Leave out any picture and return the remaining listing below exactly as given.

━━━

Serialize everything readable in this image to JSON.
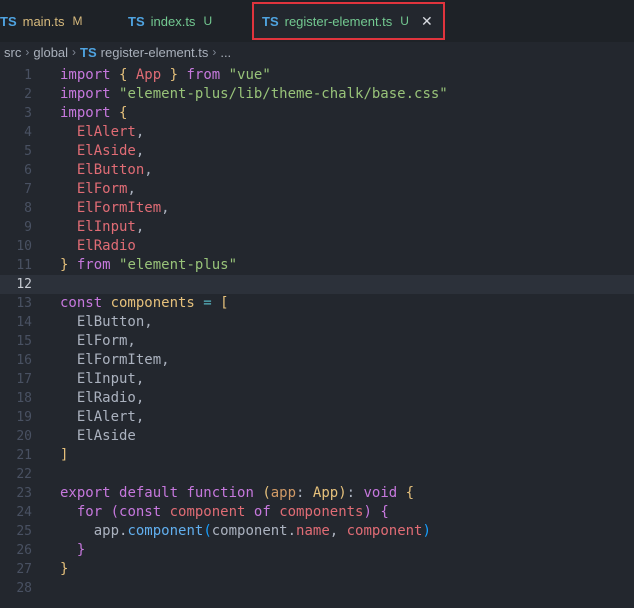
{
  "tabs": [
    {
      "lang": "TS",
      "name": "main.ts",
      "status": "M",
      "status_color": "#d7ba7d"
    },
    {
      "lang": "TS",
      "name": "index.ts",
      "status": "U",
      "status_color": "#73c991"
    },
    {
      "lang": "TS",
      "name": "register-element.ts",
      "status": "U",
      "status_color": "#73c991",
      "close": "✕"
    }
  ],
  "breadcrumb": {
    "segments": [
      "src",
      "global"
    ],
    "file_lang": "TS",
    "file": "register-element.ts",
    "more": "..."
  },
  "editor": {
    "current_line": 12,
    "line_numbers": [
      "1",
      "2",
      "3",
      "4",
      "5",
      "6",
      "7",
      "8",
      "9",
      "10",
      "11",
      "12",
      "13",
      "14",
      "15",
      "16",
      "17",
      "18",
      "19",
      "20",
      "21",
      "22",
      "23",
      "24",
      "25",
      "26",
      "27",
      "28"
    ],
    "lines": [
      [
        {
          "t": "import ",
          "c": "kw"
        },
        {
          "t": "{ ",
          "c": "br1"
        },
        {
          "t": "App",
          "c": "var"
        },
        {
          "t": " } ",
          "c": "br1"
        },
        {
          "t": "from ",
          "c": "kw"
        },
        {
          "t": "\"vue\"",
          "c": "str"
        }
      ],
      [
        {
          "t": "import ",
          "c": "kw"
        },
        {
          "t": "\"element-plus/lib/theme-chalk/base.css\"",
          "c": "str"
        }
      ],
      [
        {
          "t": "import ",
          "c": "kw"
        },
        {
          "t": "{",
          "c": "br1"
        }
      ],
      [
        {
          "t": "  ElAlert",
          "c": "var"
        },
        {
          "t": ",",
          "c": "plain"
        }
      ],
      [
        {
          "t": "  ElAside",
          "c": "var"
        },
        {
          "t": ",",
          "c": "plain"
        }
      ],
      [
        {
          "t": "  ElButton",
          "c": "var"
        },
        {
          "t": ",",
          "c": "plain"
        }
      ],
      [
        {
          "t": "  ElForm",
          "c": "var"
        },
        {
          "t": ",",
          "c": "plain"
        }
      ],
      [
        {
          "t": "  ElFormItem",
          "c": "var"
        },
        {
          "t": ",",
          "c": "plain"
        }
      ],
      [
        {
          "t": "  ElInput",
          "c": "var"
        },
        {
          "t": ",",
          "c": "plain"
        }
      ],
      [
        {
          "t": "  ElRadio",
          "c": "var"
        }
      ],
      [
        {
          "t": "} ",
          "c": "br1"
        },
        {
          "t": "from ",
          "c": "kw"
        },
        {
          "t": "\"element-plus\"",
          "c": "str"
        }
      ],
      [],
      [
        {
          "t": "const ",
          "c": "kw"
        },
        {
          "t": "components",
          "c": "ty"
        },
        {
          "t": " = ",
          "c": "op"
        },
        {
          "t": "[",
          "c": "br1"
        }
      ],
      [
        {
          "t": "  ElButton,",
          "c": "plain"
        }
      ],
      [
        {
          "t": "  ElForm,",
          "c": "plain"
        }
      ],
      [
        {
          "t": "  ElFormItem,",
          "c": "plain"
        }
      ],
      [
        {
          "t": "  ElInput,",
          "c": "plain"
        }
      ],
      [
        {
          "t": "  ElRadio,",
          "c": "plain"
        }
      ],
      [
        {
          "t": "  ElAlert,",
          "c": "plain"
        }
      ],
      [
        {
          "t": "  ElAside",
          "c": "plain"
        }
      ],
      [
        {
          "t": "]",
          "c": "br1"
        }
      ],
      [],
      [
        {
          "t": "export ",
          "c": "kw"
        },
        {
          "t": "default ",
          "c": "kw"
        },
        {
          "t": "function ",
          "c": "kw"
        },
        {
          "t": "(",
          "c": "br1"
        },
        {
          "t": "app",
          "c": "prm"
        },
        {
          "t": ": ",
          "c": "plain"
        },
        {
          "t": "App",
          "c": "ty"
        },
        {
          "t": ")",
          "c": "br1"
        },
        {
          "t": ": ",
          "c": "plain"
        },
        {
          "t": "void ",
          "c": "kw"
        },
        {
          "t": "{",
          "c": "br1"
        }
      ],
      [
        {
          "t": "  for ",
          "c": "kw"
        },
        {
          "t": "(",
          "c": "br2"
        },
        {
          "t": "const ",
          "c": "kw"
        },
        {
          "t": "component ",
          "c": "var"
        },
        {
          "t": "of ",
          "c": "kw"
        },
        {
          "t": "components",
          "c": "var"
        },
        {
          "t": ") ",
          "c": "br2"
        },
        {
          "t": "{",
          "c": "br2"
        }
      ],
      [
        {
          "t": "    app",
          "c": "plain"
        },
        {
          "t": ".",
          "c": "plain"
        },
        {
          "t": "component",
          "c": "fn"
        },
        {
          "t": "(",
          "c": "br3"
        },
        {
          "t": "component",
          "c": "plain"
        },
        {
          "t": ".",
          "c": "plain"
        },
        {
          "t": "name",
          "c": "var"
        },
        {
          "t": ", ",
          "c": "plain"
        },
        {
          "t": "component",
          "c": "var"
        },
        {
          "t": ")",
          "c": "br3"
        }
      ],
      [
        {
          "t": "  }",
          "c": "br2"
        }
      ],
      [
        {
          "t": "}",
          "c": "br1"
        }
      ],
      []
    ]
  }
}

━━━

Solution -
Serialize everything readable in this image to JSON.
{
  "tabs": [
    {
      "lang": "TS",
      "name": "main.ts",
      "status": "M",
      "status_color": "#d7ba7d"
    },
    {
      "lang": "TS",
      "name": "index.ts",
      "status": "U",
      "status_color": "#73c991"
    },
    {
      "lang": "TS",
      "name": "register-element.ts",
      "status": "U",
      "status_color": "#73c991",
      "close": "✕"
    }
  ],
  "breadcrumb": {
    "segments": [
      "src",
      "global"
    ],
    "file_lang": "TS",
    "file": "register-element.ts",
    "more": "..."
  },
  "editor": {
    "current_line": 12,
    "line_numbers": [
      "1",
      "2",
      "3",
      "4",
      "5",
      "6",
      "7",
      "8",
      "9",
      "10",
      "11",
      "12",
      "13",
      "14",
      "15",
      "16",
      "17",
      "18",
      "19",
      "20",
      "21",
      "22",
      "23",
      "24",
      "25",
      "26",
      "27",
      "28"
    ],
    "lines": [
      [
        {
          "t": "import ",
          "c": "kw"
        },
        {
          "t": "{ ",
          "c": "br1"
        },
        {
          "t": "App",
          "c": "var"
        },
        {
          "t": " } ",
          "c": "br1"
        },
        {
          "t": "from ",
          "c": "kw"
        },
        {
          "t": "\"vue\"",
          "c": "str"
        }
      ],
      [
        {
          "t": "import ",
          "c": "kw"
        },
        {
          "t": "\"element-plus/lib/theme-chalk/base.css\"",
          "c": "str"
        }
      ],
      [
        {
          "t": "import ",
          "c": "kw"
        },
        {
          "t": "{",
          "c": "br1"
        }
      ],
      [
        {
          "t": "  ElAlert",
          "c": "var"
        },
        {
          "t": ",",
          "c": "plain"
        }
      ],
      [
        {
          "t": "  ElAside",
          "c": "var"
        },
        {
          "t": ",",
          "c": "plain"
        }
      ],
      [
        {
          "t": "  ElButton",
          "c": "var"
        },
        {
          "t": ",",
          "c": "plain"
        }
      ],
      [
        {
          "t": "  ElForm",
          "c": "var"
        },
        {
          "t": ",",
          "c": "plain"
        }
      ],
      [
        {
          "t": "  ElFormItem",
          "c": "var"
        },
        {
          "t": ",",
          "c": "plain"
        }
      ],
      [
        {
          "t": "  ElInput",
          "c": "var"
        },
        {
          "t": ",",
          "c": "plain"
        }
      ],
      [
        {
          "t": "  ElRadio",
          "c": "var"
        }
      ],
      [
        {
          "t": "} ",
          "c": "br1"
        },
        {
          "t": "from ",
          "c": "kw"
        },
        {
          "t": "\"element-plus\"",
          "c": "str"
        }
      ],
      [],
      [
        {
          "t": "const ",
          "c": "kw"
        },
        {
          "t": "components",
          "c": "ty"
        },
        {
          "t": " = ",
          "c": "op"
        },
        {
          "t": "[",
          "c": "br1"
        }
      ],
      [
        {
          "t": "  ElButton,",
          "c": "plain"
        }
      ],
      [
        {
          "t": "  ElForm,",
          "c": "plain"
        }
      ],
      [
        {
          "t": "  ElFormItem,",
          "c": "plain"
        }
      ],
      [
        {
          "t": "  ElInput,",
          "c": "plain"
        }
      ],
      [
        {
          "t": "  ElRadio,",
          "c": "plain"
        }
      ],
      [
        {
          "t": "  ElAlert,",
          "c": "plain"
        }
      ],
      [
        {
          "t": "  ElAside",
          "c": "plain"
        }
      ],
      [
        {
          "t": "]",
          "c": "br1"
        }
      ],
      [],
      [
        {
          "t": "export ",
          "c": "kw"
        },
        {
          "t": "default ",
          "c": "kw"
        },
        {
          "t": "function ",
          "c": "kw"
        },
        {
          "t": "(",
          "c": "br1"
        },
        {
          "t": "app",
          "c": "prm"
        },
        {
          "t": ": ",
          "c": "plain"
        },
        {
          "t": "App",
          "c": "ty"
        },
        {
          "t": ")",
          "c": "br1"
        },
        {
          "t": ": ",
          "c": "plain"
        },
        {
          "t": "void ",
          "c": "kw"
        },
        {
          "t": "{",
          "c": "br1"
        }
      ],
      [
        {
          "t": "  for ",
          "c": "kw"
        },
        {
          "t": "(",
          "c": "br2"
        },
        {
          "t": "const ",
          "c": "kw"
        },
        {
          "t": "component ",
          "c": "var"
        },
        {
          "t": "of ",
          "c": "kw"
        },
        {
          "t": "components",
          "c": "var"
        },
        {
          "t": ") ",
          "c": "br2"
        },
        {
          "t": "{",
          "c": "br2"
        }
      ],
      [
        {
          "t": "    app",
          "c": "plain"
        },
        {
          "t": ".",
          "c": "plain"
        },
        {
          "t": "component",
          "c": "fn"
        },
        {
          "t": "(",
          "c": "br3"
        },
        {
          "t": "component",
          "c": "plain"
        },
        {
          "t": ".",
          "c": "plain"
        },
        {
          "t": "name",
          "c": "var"
        },
        {
          "t": ", ",
          "c": "plain"
        },
        {
          "t": "component",
          "c": "var"
        },
        {
          "t": ")",
          "c": "br3"
        }
      ],
      [
        {
          "t": "  }",
          "c": "br2"
        }
      ],
      [
        {
          "t": "}",
          "c": "br1"
        }
      ],
      []
    ]
  }
}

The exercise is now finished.